▶ [WHAT THE TASK ASKS]
Going through the material below, please gather all lines with the word "structured" in them.

[start of EXCERPTED RECORDS]

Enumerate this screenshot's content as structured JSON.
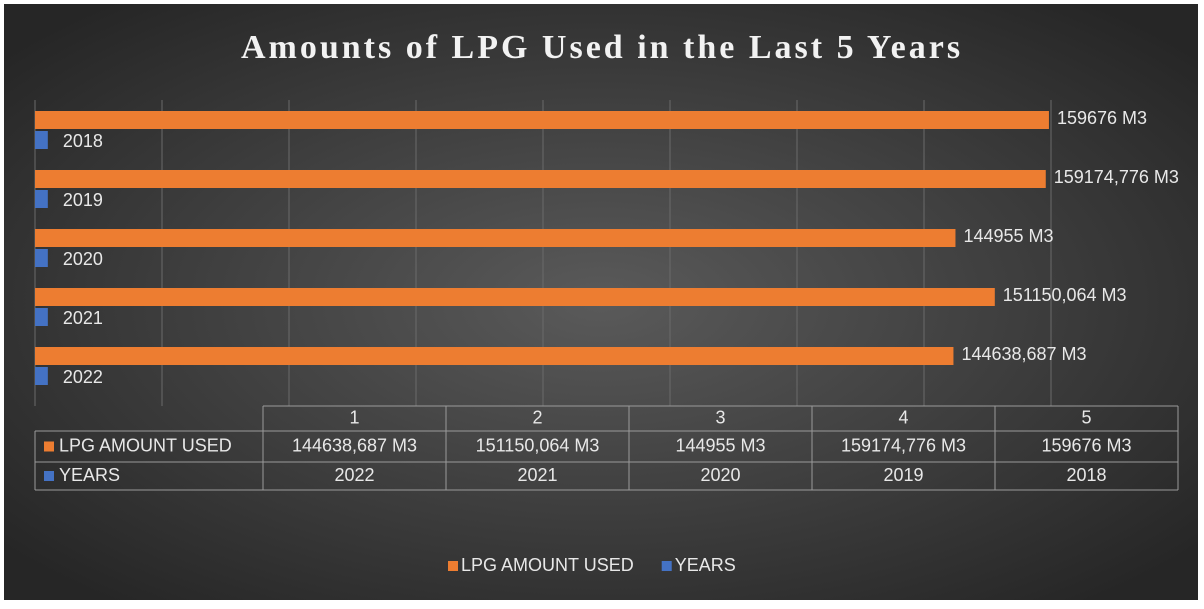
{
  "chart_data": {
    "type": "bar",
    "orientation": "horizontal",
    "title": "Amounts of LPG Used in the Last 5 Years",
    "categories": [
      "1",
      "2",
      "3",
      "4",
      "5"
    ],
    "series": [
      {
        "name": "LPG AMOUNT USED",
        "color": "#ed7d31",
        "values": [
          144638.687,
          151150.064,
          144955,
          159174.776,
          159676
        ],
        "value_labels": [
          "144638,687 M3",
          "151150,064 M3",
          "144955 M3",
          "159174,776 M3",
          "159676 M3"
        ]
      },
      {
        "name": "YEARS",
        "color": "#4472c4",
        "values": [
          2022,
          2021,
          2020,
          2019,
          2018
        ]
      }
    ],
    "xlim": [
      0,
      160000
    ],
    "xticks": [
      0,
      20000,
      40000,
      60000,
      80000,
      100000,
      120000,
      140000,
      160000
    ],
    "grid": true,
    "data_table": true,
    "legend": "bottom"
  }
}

[end of EXCERPTED RECORDS]
[start of EXCERPTED RECORDS]

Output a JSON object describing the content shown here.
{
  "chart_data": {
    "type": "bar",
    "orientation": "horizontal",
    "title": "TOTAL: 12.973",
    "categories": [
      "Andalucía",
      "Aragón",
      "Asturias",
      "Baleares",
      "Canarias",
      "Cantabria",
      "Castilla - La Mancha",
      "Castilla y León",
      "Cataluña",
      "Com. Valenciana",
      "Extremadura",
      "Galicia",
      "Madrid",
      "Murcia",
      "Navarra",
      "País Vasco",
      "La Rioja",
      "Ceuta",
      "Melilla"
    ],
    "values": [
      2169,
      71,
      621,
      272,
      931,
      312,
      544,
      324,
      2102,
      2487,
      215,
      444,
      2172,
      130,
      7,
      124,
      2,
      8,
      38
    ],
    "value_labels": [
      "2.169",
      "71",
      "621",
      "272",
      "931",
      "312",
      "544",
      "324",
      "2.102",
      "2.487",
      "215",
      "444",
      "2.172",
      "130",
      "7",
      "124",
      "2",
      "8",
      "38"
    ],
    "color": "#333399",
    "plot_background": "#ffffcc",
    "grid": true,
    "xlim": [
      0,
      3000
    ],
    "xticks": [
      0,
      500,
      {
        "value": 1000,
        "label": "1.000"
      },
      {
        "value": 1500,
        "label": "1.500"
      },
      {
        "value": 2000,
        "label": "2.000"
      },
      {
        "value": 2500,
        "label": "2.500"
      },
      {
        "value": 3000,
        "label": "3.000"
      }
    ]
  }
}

[end of EXCERPTED RECORDS]
[start of EXCERPTED RECORDS]

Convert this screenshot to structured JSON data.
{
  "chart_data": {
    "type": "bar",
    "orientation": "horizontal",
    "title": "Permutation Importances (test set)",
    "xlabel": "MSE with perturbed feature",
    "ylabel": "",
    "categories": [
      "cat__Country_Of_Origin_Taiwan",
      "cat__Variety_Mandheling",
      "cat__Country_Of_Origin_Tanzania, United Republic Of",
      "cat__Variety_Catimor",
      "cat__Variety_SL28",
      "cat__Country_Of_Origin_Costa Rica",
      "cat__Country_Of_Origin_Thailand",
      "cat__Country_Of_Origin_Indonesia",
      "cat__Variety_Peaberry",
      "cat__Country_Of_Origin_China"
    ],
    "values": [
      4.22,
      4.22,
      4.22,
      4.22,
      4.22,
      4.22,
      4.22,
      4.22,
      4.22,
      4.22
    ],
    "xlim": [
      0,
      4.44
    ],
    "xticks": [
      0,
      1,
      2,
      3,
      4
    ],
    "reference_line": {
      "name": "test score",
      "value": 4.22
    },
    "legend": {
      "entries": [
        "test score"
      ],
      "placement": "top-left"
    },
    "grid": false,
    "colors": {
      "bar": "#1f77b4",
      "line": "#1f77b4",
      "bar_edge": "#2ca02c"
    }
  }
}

[end of EXCERPTED RECORDS]

▶ [EXERCISE RESPONSE]
Enumerate this screenshot's content as structured JSON.
Convert this screenshot to structured JSON data.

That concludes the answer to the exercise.